Copy every record word for word.

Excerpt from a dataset
#####

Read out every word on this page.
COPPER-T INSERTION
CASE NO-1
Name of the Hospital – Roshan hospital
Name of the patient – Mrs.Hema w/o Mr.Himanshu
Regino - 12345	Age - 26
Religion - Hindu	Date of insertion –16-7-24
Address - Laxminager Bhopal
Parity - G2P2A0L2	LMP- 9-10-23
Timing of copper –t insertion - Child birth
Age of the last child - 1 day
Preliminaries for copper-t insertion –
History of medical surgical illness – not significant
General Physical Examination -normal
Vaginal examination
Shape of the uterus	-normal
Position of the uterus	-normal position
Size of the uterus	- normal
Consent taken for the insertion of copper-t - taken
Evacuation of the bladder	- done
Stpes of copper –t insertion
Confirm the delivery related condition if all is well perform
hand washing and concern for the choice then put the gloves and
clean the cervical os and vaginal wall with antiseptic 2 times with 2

#####

* [ANSWER TO THE PROBLEM]:
Read out every word on this page.
COPPER-T INSERTION
CASE NO-1
Name of the Hospital – Roshan hospital
Name of the patient – Mrs.Hema w/o Mr.Himanshu
Regino - 12345	Age - 26
Religion - Hindu	Date of insertion –16-7-24
Address - Laxminager Bhopal
Parity - G2P2A0L2	LMP- 9-10-23
Timing of copper –t insertion - Child birth
Age of the last child - 1 day
Preliminaries for copper-t insertion –
History of medical surgical illness – not significant
General Physical Examination -normal
Vaginal examination
Shape of the uterus	-normal
Position of the uterus	-normal position
Size of the uterus	- normal
Consent taken for the insertion of copper-t - taken
Evacuation of the bladder	- done
Stpes of copper –t insertion
Confirm the delivery related condition if all is well perform
hand washing and concern for the choice then put the gloves and
clean the cervical os and vaginal wall with antiseptic 2 times with 2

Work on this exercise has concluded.